What to produce =>
Going through the material below, please gather all lines with the word "horizontal" in them.

Part of a data file:
########################################

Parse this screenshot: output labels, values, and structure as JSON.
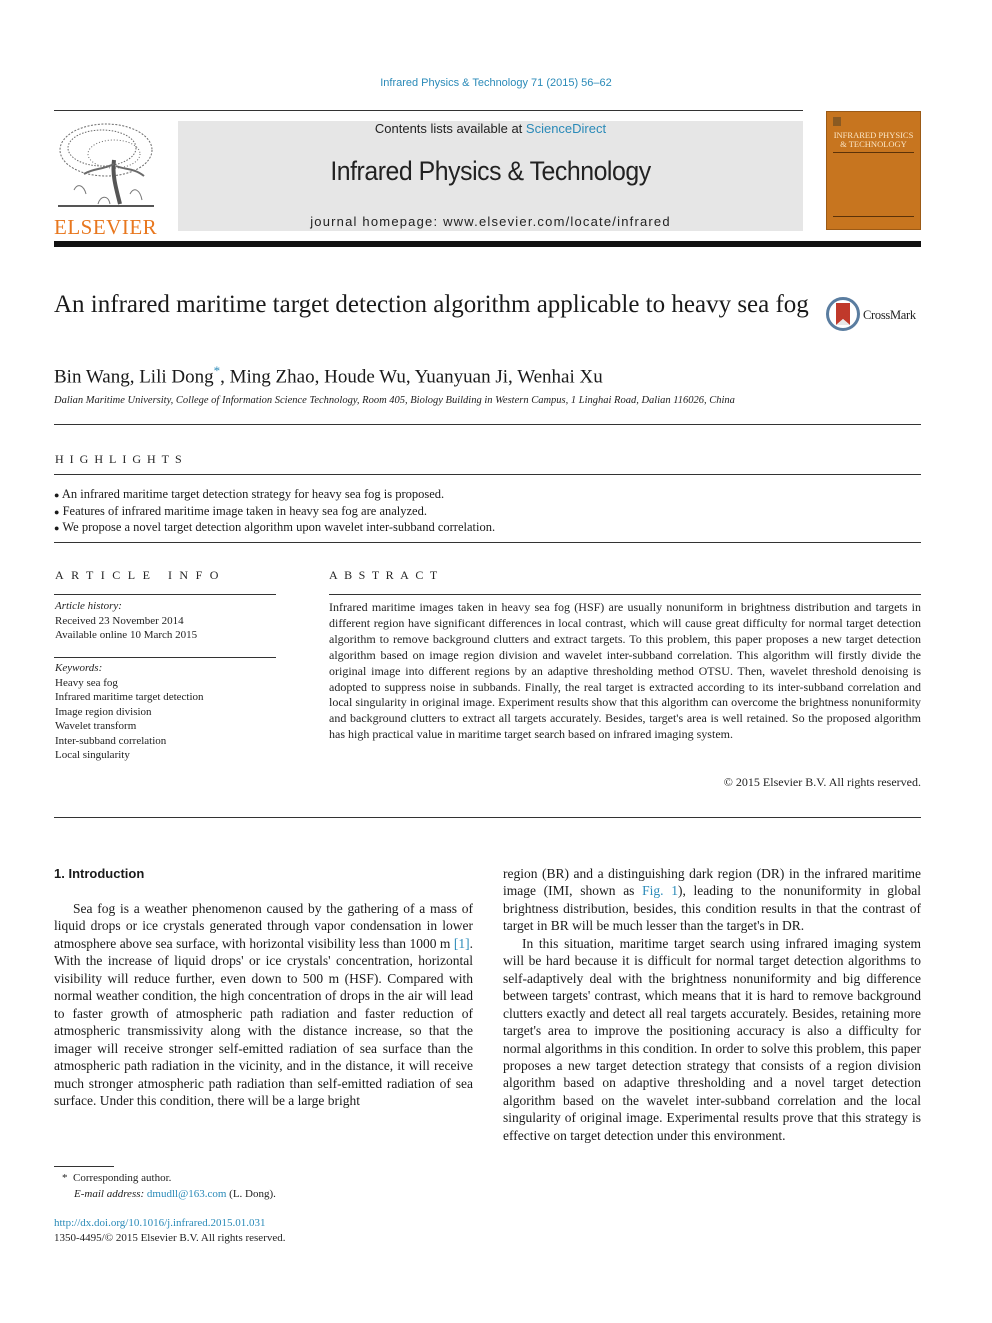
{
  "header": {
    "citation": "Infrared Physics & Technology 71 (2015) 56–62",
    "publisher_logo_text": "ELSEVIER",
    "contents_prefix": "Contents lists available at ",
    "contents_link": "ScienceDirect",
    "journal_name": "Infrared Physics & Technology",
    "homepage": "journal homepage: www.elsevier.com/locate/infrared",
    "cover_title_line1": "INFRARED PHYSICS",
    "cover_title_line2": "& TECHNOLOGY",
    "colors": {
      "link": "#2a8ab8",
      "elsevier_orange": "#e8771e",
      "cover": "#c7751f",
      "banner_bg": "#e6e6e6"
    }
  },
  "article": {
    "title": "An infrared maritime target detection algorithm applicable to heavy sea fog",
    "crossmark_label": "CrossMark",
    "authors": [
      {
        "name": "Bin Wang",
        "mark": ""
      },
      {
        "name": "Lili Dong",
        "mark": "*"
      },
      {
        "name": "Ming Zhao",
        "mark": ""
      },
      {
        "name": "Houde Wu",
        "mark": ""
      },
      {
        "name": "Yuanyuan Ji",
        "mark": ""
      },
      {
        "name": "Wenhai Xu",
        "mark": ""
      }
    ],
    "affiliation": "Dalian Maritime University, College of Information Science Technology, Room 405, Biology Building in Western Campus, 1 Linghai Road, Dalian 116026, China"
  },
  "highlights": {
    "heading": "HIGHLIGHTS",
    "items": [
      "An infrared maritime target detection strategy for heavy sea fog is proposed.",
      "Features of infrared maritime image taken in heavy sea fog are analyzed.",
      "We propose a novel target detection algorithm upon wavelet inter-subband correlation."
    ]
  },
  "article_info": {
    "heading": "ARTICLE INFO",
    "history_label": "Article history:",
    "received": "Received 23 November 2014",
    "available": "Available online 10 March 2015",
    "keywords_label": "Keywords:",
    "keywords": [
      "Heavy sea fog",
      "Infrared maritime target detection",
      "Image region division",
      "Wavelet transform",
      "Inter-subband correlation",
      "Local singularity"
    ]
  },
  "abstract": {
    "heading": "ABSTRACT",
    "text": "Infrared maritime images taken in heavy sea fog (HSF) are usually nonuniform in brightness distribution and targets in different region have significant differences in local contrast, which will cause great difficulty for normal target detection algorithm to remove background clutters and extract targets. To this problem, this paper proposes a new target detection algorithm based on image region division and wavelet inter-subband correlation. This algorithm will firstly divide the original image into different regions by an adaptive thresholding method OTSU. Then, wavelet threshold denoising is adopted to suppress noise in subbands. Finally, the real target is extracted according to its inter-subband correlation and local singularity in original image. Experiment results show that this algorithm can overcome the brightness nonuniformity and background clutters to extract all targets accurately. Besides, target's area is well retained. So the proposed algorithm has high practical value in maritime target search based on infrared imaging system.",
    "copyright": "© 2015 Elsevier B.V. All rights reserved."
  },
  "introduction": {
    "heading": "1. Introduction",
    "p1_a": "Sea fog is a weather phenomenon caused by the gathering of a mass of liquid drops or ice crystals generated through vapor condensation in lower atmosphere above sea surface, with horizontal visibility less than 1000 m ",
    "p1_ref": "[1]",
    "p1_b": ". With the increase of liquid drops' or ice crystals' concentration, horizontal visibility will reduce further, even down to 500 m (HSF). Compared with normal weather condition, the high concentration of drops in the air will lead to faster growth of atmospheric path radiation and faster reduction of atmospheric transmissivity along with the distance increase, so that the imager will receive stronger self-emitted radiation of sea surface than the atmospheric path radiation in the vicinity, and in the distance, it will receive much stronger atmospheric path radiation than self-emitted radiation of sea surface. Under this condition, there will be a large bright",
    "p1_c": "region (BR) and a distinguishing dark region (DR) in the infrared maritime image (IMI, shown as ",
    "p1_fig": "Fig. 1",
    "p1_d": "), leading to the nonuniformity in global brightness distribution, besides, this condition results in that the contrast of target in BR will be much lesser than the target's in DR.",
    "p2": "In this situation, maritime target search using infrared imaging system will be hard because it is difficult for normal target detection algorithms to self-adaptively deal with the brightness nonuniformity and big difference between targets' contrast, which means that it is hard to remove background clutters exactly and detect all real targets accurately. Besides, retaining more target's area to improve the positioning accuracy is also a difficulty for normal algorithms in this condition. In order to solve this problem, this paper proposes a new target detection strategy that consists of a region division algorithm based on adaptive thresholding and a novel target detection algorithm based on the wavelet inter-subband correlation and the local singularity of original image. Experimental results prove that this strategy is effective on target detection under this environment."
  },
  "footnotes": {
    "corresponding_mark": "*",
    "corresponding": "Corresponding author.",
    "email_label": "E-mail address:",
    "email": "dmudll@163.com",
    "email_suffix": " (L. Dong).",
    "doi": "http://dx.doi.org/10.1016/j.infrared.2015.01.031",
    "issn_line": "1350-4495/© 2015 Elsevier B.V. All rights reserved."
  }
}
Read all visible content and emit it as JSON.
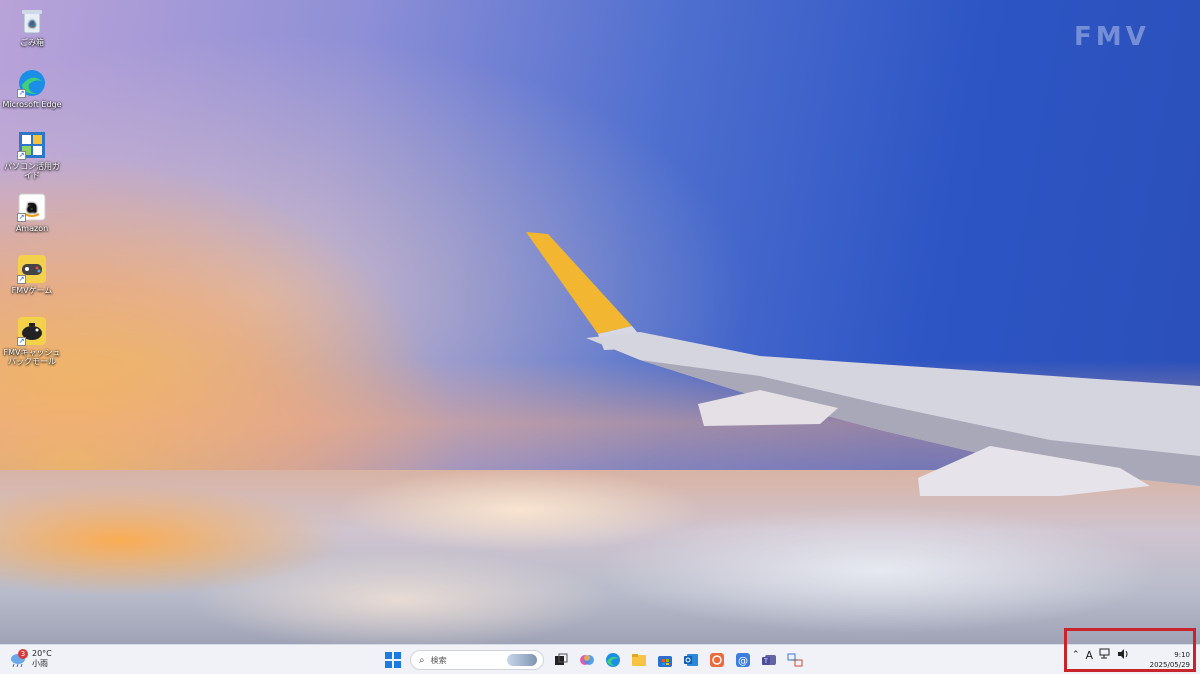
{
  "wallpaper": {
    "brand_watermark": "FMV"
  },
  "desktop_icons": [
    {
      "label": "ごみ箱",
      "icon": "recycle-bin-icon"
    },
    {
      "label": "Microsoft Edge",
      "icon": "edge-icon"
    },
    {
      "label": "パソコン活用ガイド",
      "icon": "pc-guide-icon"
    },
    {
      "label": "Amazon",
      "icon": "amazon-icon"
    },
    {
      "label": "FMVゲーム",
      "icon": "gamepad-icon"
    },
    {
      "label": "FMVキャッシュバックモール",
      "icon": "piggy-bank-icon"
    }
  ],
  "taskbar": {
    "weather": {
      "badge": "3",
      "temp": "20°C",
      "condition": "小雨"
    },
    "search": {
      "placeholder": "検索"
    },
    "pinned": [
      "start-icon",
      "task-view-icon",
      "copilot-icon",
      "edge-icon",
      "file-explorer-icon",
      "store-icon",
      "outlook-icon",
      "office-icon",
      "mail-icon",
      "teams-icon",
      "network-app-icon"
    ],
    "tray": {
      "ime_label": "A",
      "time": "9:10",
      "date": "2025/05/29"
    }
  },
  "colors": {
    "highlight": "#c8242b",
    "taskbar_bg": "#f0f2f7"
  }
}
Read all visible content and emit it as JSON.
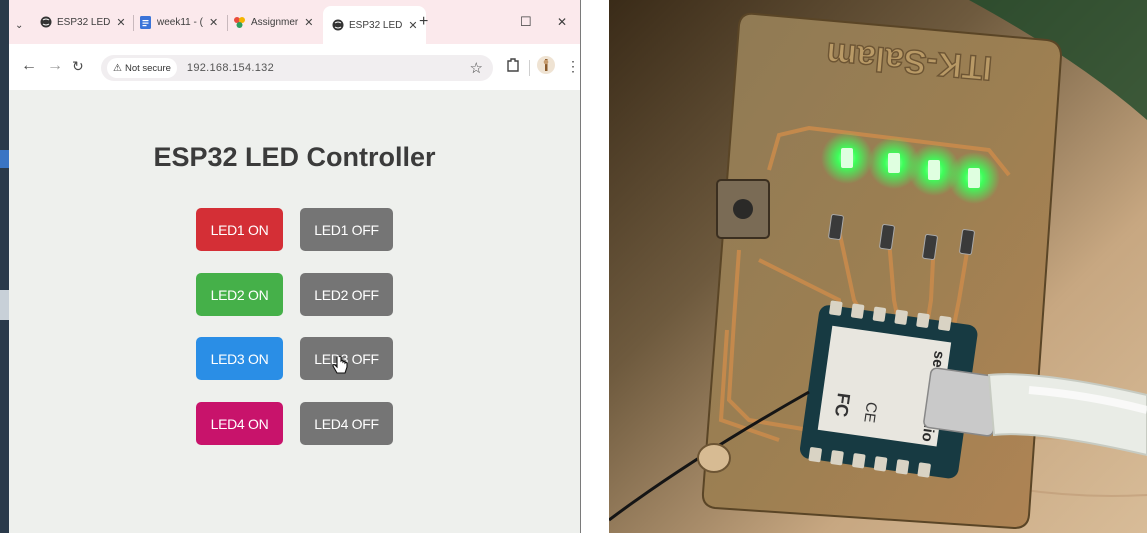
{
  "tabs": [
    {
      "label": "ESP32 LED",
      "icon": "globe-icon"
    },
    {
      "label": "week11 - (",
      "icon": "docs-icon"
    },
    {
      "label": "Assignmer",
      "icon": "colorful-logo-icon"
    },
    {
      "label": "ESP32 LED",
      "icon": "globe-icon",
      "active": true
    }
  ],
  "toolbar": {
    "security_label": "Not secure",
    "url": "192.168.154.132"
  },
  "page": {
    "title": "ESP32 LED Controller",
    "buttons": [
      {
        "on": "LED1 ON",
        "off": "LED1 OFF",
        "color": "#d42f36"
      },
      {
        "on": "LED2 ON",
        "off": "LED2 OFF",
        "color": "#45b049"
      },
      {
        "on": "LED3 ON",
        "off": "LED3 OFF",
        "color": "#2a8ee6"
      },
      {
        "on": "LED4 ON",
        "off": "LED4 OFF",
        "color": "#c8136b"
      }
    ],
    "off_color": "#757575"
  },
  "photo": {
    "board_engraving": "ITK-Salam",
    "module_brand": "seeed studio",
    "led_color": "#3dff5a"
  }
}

########################################

Full response =>
    "p1_a": "Sea fog is a weather phenomenon caused by the gathering of a mass of liquid drops or ice crystals generated through vapor condensation in lower atmosphere above sea surface, with horizontal visibility less than 1000 m ",
    "p1_b": ". With the increase of liquid drops' or ice crystals' concentration, horizontal visibility will reduce further, even down to 500 m (HSF). Compared with normal weather condition, the high concentration of drops in the air will lead to faster growth of atmospheric path radiation and faster reduction of atmospheric transmissivity along with the distance increase, so that the imager will receive stronger self-emitted radiation of sea surface than the atmospheric path radiation in the vicinity, and in the distance, it will receive much stronger atmospheric path radiation than self-emitted radiation of sea surface. Under this condition, there will be a large bright",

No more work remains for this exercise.